§ Entries provided:
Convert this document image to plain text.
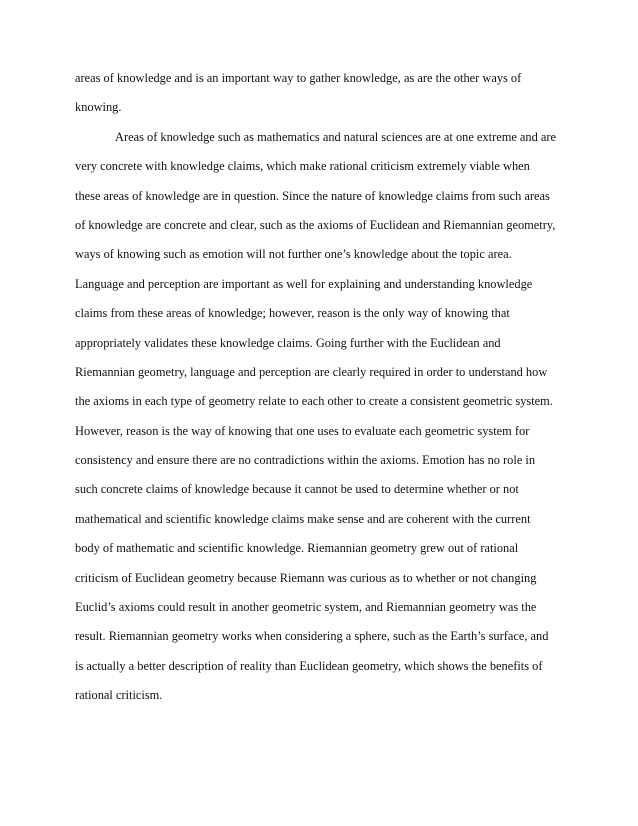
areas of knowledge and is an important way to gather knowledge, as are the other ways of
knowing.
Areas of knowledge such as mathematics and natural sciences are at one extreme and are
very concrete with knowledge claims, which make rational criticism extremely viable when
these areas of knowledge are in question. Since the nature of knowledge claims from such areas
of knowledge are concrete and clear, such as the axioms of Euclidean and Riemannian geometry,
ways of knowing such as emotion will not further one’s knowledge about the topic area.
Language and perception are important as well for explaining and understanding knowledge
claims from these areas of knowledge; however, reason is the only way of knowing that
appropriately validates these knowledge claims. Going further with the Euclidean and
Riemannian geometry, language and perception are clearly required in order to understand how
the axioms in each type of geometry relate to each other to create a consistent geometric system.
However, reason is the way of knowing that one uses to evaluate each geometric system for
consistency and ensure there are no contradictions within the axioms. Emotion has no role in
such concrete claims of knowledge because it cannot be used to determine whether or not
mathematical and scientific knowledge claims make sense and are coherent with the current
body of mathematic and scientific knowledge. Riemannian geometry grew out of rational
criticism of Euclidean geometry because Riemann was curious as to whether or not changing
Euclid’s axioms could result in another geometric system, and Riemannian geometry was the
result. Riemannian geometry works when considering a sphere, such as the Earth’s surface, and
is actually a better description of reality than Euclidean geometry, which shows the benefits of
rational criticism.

§ The problem: The material above holds pictures; copy everything else in it exactly.

§ Exercise result:
Convert this document image to plain text.
areas of knowledge and is an important way to gather knowledge, as are the other ways of
knowing.
Areas of knowledge such as mathematics and natural sciences are at one extreme and are
very concrete with knowledge claims, which make rational criticism extremely viable when
these areas of knowledge are in question. Since the nature of knowledge claims from such areas
of knowledge are concrete and clear, such as the axioms of Euclidean and Riemannian geometry,
ways of knowing such as emotion will not further one’s knowledge about the topic area.
Language and perception are important as well for explaining and understanding knowledge
claims from these areas of knowledge; however, reason is the only way of knowing that
appropriately validates these knowledge claims. Going further with the Euclidean and
Riemannian geometry, language and perception are clearly required in order to understand how
the axioms in each type of geometry relate to each other to create a consistent geometric system.
However, reason is the way of knowing that one uses to evaluate each geometric system for
consistency and ensure there are no contradictions within the axioms. Emotion has no role in
such concrete claims of knowledge because it cannot be used to determine whether or not
mathematical and scientific knowledge claims make sense and are coherent with the current
body of mathematic and scientific knowledge. Riemannian geometry grew out of rational
criticism of Euclidean geometry because Riemann was curious as to whether or not changing
Euclid’s axioms could result in another geometric system, and Riemannian geometry was the
result. Riemannian geometry works when considering a sphere, such as the Earth’s surface, and
is actually a better description of reality than Euclidean geometry, which shows the benefits of
rational criticism.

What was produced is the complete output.